• [Task instructions]: The records below are made of lines; count those holding the word "Manner" and give the number only.

-- start of Information given --

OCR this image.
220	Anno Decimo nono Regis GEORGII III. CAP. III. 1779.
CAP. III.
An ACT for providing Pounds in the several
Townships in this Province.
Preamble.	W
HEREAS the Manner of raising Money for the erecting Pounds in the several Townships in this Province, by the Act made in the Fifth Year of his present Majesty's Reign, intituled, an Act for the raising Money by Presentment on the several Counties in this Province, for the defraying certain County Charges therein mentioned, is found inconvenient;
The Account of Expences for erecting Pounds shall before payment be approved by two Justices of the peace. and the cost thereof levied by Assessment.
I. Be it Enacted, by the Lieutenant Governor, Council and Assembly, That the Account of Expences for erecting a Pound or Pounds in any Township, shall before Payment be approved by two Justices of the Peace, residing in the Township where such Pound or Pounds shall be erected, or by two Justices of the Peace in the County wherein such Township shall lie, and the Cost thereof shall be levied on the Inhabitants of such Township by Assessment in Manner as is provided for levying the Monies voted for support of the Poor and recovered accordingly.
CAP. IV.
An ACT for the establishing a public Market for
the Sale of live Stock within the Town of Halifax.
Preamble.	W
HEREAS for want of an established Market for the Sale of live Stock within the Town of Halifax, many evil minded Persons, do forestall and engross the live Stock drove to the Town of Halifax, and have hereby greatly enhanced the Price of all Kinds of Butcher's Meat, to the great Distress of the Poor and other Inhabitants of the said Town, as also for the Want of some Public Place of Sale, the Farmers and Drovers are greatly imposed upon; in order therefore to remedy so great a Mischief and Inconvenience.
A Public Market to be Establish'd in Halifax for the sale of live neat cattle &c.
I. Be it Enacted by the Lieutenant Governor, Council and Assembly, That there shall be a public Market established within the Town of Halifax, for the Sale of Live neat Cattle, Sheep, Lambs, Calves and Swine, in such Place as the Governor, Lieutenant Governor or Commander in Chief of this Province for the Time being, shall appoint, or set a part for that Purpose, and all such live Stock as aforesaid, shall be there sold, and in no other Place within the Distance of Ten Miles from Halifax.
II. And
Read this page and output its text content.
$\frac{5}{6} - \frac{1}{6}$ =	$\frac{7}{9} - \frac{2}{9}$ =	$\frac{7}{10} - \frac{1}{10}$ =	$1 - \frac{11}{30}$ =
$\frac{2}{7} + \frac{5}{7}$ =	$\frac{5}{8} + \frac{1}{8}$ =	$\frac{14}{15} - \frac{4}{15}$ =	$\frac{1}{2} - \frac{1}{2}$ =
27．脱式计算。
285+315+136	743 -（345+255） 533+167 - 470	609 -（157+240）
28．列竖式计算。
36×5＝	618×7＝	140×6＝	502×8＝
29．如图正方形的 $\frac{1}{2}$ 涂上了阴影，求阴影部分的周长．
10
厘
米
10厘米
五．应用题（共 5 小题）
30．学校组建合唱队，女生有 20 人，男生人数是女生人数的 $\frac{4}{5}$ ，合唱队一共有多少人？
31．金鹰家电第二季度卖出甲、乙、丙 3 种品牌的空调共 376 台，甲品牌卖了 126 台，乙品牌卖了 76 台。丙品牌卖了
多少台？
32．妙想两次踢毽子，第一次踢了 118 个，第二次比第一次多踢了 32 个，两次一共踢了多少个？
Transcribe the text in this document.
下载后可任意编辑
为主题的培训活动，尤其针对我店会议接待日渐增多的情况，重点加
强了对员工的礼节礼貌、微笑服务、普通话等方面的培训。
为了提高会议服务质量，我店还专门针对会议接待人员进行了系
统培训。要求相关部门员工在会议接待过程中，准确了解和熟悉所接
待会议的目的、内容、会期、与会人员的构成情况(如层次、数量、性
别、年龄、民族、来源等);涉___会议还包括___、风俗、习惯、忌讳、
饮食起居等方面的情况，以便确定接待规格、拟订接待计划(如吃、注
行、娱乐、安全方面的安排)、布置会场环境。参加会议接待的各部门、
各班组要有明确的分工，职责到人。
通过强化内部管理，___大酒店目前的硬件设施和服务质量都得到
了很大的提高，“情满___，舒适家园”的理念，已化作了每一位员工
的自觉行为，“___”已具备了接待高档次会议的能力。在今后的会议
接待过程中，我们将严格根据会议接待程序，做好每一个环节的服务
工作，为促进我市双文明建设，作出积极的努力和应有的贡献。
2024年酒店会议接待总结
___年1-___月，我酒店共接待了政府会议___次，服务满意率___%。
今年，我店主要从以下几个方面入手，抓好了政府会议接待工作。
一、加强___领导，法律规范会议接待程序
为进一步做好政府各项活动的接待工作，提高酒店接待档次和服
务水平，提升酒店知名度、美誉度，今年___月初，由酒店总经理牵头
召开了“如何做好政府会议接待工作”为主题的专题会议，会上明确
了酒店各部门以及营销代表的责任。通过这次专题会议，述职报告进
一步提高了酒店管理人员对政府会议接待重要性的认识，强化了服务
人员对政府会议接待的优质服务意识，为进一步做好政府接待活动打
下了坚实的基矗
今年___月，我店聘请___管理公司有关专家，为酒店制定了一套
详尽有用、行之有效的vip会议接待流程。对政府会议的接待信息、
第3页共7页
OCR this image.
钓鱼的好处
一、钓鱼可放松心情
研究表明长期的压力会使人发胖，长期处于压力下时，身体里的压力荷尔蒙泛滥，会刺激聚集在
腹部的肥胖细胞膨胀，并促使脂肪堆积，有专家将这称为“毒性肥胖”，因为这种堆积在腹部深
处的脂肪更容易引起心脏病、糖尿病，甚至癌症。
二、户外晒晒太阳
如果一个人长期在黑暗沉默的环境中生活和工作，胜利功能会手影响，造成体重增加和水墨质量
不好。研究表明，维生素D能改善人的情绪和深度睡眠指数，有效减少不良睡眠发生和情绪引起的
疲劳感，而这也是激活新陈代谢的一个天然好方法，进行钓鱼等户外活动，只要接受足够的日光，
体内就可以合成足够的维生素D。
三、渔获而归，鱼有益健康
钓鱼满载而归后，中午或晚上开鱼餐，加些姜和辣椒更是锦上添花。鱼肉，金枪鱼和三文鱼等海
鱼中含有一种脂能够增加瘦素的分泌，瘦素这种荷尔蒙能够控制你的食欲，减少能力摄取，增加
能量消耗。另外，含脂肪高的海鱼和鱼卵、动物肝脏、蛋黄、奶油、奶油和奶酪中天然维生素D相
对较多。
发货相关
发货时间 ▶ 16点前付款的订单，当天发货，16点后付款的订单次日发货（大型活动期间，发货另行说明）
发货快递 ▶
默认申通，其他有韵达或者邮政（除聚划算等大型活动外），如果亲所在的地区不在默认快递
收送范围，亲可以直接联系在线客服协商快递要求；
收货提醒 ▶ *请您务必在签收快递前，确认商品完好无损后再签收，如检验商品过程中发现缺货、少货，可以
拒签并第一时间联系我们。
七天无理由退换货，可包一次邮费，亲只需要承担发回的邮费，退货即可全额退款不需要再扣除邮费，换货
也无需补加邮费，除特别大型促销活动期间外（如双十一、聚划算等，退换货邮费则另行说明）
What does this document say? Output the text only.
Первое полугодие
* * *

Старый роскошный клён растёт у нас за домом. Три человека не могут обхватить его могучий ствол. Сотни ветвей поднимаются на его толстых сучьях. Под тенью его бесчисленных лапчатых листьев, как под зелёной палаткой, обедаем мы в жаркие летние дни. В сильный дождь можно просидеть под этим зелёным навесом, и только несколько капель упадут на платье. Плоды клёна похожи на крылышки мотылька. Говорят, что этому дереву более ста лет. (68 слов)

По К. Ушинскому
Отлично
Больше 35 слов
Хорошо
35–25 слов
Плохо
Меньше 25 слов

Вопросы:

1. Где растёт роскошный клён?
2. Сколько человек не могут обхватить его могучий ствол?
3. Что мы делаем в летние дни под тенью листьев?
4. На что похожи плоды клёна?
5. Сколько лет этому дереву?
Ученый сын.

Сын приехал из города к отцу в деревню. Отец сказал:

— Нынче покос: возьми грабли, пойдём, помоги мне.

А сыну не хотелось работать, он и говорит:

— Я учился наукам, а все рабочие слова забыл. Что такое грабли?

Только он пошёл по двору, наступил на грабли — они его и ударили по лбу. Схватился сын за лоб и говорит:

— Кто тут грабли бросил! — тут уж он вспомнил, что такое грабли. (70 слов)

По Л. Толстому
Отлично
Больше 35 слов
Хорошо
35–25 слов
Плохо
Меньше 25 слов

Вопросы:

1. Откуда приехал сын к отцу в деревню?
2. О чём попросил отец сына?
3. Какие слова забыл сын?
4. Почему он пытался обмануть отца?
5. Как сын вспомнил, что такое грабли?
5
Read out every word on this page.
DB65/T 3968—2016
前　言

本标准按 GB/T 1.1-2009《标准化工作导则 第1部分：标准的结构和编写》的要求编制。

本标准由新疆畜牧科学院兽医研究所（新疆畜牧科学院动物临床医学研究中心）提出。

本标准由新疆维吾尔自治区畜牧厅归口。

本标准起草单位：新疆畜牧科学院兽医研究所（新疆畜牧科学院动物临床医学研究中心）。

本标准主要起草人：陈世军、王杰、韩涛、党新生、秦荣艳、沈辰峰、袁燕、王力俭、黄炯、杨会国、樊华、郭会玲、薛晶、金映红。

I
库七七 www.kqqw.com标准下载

-- end of Information given --

• [The solution]: 2